◆ **Written request**
Lines containing "screenshot" are to be counted. Report the count alone.

*** Dataset extract ***

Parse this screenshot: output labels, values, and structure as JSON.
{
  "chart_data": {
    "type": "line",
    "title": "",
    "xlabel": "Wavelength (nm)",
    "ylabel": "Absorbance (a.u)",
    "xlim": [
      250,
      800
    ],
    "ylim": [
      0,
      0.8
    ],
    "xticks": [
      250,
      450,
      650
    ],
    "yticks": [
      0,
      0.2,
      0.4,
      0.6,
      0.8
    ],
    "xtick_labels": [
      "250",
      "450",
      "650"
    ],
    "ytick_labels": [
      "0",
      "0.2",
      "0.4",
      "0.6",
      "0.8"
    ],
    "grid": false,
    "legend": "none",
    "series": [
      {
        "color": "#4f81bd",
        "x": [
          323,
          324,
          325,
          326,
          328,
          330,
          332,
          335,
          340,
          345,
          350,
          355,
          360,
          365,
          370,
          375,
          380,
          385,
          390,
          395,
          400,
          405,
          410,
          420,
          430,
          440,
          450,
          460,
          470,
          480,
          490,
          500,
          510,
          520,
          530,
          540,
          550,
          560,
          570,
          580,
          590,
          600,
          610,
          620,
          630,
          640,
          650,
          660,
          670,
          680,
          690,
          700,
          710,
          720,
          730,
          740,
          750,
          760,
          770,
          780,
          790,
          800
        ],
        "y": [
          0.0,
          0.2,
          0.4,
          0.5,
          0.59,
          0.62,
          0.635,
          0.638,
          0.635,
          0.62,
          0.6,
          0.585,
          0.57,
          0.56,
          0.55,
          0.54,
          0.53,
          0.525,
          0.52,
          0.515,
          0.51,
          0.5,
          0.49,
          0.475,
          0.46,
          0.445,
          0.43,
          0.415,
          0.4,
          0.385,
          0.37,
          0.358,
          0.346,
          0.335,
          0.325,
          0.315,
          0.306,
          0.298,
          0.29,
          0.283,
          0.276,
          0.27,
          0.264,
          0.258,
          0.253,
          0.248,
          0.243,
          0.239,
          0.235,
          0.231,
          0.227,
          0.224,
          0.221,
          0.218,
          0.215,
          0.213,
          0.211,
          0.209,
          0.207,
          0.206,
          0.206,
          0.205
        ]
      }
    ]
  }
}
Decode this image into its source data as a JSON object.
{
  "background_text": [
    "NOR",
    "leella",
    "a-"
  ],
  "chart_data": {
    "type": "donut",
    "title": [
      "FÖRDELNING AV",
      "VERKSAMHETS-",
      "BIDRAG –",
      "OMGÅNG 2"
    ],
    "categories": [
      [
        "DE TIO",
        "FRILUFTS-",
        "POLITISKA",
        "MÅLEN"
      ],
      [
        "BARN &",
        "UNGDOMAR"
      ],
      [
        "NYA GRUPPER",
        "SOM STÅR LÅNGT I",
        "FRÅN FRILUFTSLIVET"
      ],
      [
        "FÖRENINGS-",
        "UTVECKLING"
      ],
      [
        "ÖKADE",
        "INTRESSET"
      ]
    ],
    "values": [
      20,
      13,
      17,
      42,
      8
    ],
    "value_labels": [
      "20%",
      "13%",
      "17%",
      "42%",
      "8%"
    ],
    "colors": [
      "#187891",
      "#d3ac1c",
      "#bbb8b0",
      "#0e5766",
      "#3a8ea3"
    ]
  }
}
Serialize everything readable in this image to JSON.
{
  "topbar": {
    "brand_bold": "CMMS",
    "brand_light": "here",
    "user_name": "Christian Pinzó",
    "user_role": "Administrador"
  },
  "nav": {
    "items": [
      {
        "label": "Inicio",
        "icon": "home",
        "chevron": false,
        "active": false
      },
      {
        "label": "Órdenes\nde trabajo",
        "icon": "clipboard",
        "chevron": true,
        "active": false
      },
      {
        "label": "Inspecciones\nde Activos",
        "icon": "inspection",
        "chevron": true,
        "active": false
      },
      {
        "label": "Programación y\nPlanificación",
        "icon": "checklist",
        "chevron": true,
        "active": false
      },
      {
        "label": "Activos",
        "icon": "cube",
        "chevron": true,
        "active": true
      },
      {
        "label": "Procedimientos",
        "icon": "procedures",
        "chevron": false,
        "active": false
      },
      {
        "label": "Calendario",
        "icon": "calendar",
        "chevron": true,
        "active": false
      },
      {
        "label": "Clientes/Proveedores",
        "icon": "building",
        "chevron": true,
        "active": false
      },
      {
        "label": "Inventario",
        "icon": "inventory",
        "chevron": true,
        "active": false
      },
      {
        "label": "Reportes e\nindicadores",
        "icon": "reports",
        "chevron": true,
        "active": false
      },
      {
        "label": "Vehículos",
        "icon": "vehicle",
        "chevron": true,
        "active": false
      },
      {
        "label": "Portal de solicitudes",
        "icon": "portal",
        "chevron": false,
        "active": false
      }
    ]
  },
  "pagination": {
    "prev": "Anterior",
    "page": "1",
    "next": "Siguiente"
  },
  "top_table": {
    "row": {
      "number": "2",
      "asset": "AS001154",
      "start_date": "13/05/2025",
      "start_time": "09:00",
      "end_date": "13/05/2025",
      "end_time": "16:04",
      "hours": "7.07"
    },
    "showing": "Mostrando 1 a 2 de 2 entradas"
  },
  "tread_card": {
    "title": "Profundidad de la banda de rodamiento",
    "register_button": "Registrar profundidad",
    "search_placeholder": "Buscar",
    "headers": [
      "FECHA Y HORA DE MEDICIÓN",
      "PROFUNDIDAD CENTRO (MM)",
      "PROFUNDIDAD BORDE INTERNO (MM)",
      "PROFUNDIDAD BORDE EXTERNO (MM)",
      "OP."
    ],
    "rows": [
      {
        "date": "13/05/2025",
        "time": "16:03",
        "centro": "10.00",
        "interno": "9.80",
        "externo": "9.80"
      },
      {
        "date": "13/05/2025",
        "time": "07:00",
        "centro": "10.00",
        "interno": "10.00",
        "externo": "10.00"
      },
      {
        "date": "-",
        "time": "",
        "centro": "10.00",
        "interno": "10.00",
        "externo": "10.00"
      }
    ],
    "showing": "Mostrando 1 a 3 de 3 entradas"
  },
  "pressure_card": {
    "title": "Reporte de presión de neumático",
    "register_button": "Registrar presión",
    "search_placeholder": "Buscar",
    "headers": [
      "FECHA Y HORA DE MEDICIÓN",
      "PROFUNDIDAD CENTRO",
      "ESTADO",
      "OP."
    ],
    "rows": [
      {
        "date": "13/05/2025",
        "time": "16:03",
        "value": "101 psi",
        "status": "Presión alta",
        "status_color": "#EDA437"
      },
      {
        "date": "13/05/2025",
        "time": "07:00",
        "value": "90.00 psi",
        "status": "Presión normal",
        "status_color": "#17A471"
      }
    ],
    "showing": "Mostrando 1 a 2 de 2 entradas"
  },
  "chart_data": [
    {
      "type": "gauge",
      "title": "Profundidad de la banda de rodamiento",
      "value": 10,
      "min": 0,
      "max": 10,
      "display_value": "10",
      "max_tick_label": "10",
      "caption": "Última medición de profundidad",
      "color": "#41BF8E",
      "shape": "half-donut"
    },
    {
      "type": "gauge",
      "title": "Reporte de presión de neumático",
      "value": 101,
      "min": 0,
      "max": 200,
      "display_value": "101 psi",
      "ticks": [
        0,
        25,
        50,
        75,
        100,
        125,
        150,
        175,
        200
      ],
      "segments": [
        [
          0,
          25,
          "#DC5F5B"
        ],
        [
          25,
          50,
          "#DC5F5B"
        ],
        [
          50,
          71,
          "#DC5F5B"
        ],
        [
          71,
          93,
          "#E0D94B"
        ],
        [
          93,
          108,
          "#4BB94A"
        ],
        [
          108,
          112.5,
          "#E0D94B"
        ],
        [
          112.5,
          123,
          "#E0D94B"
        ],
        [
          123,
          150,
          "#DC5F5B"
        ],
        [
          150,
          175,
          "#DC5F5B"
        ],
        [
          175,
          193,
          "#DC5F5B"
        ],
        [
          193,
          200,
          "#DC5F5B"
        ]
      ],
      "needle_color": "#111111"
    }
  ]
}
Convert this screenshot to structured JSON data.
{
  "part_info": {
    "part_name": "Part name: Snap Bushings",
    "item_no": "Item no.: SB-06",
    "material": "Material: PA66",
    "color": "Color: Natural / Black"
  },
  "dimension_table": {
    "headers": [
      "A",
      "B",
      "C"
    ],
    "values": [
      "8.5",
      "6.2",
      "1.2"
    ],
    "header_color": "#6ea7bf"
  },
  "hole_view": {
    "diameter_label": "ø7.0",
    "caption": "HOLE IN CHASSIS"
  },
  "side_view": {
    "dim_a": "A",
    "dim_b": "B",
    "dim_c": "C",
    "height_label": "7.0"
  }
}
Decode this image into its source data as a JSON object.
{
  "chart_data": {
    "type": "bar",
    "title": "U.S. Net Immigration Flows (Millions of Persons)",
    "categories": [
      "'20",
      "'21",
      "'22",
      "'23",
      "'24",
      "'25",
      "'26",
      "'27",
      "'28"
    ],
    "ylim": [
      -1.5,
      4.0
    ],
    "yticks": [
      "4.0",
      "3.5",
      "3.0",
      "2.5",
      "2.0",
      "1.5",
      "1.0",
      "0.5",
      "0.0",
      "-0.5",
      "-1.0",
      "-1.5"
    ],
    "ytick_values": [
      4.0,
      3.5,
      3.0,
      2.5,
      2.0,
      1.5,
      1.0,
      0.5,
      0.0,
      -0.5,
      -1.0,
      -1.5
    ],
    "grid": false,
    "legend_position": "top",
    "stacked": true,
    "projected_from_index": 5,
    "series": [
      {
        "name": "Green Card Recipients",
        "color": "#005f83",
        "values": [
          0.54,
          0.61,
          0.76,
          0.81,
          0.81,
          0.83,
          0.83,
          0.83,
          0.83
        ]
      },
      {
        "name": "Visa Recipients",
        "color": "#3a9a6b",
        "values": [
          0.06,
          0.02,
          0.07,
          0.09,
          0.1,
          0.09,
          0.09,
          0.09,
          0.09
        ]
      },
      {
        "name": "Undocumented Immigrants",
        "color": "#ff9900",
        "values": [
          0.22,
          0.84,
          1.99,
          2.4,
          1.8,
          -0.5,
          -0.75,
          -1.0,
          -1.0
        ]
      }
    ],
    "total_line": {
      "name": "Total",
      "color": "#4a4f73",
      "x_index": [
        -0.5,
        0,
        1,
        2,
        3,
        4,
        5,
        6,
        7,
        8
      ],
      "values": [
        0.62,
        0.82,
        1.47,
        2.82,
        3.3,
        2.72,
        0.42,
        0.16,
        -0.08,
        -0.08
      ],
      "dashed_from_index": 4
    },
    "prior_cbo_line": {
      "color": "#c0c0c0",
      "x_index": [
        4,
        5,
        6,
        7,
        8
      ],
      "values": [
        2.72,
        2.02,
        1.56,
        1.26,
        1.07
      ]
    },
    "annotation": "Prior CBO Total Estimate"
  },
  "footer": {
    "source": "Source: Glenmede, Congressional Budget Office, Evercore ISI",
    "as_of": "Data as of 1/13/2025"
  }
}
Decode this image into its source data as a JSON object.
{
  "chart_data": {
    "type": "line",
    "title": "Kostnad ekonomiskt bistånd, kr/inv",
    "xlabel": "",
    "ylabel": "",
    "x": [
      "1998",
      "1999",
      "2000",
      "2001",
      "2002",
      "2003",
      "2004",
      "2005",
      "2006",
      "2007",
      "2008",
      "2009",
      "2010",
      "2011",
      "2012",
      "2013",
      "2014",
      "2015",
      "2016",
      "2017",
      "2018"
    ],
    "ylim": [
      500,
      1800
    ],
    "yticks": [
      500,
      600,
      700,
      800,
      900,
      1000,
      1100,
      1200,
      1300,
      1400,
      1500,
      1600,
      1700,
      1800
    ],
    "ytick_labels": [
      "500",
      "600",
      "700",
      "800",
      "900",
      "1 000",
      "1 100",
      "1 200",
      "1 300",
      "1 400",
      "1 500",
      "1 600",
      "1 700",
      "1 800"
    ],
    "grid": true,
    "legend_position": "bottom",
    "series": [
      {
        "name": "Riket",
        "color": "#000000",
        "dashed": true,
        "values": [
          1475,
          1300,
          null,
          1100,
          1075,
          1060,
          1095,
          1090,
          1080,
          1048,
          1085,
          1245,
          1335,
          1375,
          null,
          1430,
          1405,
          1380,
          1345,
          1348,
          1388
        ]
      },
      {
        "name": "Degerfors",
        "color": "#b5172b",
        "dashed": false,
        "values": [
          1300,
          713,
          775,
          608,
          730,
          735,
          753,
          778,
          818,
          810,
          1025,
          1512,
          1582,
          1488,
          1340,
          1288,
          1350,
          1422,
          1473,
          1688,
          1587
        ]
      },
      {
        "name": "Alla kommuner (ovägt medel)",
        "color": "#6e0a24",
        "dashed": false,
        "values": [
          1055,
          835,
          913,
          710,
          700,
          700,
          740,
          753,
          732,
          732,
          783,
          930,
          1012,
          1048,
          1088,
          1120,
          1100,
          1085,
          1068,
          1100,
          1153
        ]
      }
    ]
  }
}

***

◆ **Output below**
2